**Exercise goal:** Reproduce the passage on prosthesis fabrication word for word, starting with "The Physiotherapist spends" and going on through "the first fitting.".

**Document passage:**
§ §
The Physiotherapist spends many hours with the patient with limb loss during the rehabilitation phase. For the patient’s best interest the physiotherapist and prosthetist should work closely together. Therapists are urged to obtain the manufacturer's information regarding the prosthetic components of the patient that is treated.

The fabrication of the prescribed prosthesis also goes through various stages that could influence considerably the rehabilitation and the physiotherapy program planned after the first fitting.

Prescription of a prosthetic is a multidisciplinary process that includes at least the user, prosthetist and physiotherapist. During the prescription process, the team decides on the type of device that should be fabricated and also the socket design, the various types of components and the choice of suspension. All these decisions are very important for the rehabilitation process that will happen later.

Physiotherapists may not know about prosthetic fitting techniques, but should understand proper prosthetic fitting and alignment, and be able to assess whether gait deviations and pain are caused by the prosthesis. It is also necessary to understand the function of different prosthetic components, so that patients can be better guided to use the prosthesis correctly and apply the correct gait training.

The manufacture of a prosthesis is divided into several stages, each of which may affect the rehabilitation and physical therapy program planned after the prosthesis is installed.

These fabrication steps are:

1. Casting

2. Positive mould

3. Rectification

4. Assembling

5. Alignments

6. Cosmetic

 The prosthetic socket is also a very important part in the production of prosthesis. If the prosthetic socket is not made well, it will not only affect the patient's use, but even cause secondary damage to the residual limb.

When making the prosthetic socket, it is necessary to make a preliminary diagnosis of the patient's residual limb, evaluate the patient's physical and mental condition, and then measure and record the shape and length of the residual limb of the residual limb patient. Mark the residual limb, and then wrap the stump with a plaster and apply a certain pressure to the mark to obtain a negative model.

The male mold can be obtained by pouring the gypsum slurry into the female mold and cooling and solidifying it. The technicians then use sandpaper, gypsum knives and other tools to modify the male mold based on experience. According to the modified male mold, a temporary prosthetic socket can be made, and the prosthetic socket can be handed over to the disabled patient to try on, and adjusted according to the patient's feedback.

After the alignment is completed, use the selected material for making the prosthetic socket to make the prosthetic socket through vacuum cooling and shape, and then smooth it and let the patient try it on. If the patient feels uncomfortable, it needs to continue to be modified until the patient is satisfied.

Replacing human activities with prosthetic components is a very comprehensive and complex task. Prosthetic components can mimic these movements of varying degrees of complexity, but will never replace them. Obviously, the higher the level of imitation, the higher its complexity and price.
§ §
**Given information:**

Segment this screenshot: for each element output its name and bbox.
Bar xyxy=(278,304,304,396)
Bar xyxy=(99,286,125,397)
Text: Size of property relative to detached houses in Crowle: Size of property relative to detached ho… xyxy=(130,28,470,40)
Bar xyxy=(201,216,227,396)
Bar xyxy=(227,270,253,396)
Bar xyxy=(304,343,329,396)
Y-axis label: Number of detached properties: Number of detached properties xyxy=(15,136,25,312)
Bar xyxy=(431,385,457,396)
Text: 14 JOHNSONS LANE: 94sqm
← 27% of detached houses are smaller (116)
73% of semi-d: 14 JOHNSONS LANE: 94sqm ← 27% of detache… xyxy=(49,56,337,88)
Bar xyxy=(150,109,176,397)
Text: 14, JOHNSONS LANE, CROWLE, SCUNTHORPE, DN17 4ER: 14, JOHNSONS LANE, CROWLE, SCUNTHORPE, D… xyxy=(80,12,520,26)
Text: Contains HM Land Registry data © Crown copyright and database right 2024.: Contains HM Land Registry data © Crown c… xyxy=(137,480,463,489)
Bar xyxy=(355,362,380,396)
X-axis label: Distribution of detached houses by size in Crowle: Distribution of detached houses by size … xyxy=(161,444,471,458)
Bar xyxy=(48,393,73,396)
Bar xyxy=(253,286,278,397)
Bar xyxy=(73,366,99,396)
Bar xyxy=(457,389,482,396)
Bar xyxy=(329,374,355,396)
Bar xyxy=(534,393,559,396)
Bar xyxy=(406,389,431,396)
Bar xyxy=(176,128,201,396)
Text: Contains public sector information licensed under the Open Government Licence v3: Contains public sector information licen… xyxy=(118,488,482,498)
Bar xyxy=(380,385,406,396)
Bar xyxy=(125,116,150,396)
§ §
**Problem solution:**
The Physiotherapist spends many hours with the patient with limb loss during the rehabilitation phase. For the patient’s best interest the physiotherapist and prosthetist should work closely together. Therapists are urged to obtain the manufacturer's information regarding the prosthetic components of the patient that is treated.

The fabrication of the prescribed prosthesis also goes through various stages that could influence considerably the rehabilitation and the physiotherapy program planned after the first fitting.